Provided records
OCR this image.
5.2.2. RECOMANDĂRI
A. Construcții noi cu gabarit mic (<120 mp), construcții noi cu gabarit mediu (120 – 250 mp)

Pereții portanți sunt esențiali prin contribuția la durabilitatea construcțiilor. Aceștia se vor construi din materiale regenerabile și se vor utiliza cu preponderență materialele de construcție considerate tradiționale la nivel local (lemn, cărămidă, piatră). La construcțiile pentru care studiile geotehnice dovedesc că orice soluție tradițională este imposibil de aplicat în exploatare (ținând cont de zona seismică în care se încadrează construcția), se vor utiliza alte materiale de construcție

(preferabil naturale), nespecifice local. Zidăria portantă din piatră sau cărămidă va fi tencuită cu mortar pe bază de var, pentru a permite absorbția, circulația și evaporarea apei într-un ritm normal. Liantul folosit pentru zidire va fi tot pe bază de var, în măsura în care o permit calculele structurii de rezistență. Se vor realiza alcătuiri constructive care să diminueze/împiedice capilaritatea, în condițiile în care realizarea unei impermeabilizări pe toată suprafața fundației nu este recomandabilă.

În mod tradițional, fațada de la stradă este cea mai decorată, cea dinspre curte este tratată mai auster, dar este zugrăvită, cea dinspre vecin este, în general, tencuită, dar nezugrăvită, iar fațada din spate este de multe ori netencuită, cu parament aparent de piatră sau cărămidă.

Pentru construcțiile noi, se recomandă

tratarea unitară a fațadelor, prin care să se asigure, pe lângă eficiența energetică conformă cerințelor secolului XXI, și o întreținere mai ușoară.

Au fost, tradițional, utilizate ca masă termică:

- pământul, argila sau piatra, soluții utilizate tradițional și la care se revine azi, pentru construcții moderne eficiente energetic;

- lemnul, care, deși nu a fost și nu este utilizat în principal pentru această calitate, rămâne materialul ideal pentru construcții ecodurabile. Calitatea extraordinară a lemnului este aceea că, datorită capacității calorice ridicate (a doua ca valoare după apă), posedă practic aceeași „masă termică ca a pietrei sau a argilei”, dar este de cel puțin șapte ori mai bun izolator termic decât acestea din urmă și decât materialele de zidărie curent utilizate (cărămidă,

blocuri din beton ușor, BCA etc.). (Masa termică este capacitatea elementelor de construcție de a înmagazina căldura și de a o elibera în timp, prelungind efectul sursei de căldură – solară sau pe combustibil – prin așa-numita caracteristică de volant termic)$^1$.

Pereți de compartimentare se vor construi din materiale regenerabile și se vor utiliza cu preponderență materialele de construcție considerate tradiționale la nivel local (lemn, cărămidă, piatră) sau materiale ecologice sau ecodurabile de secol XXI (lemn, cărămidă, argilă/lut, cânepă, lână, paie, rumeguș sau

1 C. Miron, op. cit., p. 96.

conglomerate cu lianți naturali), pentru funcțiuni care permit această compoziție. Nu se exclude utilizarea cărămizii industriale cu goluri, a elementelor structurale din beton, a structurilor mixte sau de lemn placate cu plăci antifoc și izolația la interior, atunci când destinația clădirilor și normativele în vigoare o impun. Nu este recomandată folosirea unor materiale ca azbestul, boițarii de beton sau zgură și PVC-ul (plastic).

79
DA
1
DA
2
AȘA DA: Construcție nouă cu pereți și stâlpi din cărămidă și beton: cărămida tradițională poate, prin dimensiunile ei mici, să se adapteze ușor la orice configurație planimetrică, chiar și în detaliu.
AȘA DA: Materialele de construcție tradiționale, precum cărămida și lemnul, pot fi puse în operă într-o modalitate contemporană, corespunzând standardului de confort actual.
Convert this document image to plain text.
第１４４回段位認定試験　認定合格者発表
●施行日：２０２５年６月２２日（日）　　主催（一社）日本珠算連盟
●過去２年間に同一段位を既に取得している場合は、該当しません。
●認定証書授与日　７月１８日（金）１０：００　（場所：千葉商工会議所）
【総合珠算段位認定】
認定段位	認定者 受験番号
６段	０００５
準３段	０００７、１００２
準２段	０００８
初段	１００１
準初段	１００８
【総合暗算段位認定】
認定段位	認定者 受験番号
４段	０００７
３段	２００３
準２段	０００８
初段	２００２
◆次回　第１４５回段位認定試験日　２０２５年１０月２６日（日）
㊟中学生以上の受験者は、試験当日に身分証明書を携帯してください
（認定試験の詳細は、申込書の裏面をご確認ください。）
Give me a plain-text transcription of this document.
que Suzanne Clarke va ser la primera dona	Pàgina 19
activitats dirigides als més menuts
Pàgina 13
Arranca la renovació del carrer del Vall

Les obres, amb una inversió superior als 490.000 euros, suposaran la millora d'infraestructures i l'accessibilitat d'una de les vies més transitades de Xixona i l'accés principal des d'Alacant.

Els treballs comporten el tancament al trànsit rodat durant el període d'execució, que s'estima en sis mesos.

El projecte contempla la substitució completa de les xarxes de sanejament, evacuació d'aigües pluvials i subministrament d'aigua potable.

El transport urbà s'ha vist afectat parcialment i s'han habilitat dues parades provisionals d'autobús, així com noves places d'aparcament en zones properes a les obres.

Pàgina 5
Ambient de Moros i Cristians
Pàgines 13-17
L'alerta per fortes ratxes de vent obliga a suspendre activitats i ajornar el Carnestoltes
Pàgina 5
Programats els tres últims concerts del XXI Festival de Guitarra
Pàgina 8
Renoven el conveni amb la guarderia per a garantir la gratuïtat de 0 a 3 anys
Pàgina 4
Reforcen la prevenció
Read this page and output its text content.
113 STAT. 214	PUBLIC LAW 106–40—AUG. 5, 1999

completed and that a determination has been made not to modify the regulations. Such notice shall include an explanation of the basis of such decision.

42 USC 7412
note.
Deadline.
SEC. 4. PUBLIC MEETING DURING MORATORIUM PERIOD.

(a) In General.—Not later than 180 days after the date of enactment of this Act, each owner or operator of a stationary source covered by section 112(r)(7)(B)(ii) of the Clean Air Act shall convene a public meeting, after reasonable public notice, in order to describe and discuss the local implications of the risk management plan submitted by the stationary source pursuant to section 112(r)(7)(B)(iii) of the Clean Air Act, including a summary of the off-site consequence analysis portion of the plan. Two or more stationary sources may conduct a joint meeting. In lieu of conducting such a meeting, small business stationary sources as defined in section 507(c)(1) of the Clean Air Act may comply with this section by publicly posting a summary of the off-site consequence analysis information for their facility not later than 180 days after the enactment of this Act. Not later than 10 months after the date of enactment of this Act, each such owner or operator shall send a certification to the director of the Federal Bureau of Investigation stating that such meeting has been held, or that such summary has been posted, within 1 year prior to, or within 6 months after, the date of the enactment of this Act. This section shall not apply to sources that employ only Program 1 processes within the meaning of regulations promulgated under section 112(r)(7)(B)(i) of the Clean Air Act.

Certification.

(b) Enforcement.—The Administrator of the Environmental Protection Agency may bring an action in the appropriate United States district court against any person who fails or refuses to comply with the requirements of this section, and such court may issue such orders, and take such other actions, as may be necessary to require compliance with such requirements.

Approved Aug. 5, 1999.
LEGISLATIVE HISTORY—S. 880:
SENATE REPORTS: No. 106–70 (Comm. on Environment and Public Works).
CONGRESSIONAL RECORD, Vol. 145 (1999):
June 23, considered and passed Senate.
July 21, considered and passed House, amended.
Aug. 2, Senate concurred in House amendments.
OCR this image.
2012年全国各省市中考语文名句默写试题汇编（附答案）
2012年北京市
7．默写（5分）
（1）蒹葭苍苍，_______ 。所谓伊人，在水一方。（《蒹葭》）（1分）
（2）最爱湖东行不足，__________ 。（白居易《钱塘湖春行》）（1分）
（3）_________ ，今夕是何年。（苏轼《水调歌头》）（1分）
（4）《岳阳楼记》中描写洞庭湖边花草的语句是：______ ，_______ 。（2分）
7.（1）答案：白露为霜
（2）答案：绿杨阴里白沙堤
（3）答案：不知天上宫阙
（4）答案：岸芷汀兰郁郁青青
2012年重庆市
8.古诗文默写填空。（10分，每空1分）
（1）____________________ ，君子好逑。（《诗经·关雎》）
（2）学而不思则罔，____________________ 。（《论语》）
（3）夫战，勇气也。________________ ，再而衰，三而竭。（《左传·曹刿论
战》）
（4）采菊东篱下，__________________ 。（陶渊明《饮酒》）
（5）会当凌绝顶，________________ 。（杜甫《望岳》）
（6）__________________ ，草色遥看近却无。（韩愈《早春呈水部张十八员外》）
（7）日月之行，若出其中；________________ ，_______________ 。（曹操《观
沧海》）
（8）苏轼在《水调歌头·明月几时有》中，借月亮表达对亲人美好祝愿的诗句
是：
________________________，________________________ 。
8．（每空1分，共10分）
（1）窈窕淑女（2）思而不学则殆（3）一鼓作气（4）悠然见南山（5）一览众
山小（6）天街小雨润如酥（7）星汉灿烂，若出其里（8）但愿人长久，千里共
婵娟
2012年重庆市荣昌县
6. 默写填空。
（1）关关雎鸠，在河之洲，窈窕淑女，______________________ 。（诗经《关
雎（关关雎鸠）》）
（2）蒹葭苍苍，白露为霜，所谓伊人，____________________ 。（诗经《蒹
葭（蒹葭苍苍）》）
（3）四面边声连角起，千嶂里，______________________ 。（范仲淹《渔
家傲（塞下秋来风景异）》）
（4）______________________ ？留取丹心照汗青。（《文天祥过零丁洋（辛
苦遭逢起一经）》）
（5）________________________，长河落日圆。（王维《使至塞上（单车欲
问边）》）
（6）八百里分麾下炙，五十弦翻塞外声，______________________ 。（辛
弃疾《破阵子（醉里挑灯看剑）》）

Problem requirements
Copy out all lines above that include the string "水调歌头".

Task answer
（3）_________ ，今夕是何年。（苏轼《水调歌头》）（1分）
（8）苏轼在《水调歌头·明月几时有》中，借月亮表达对亲人美好祝愿的诗句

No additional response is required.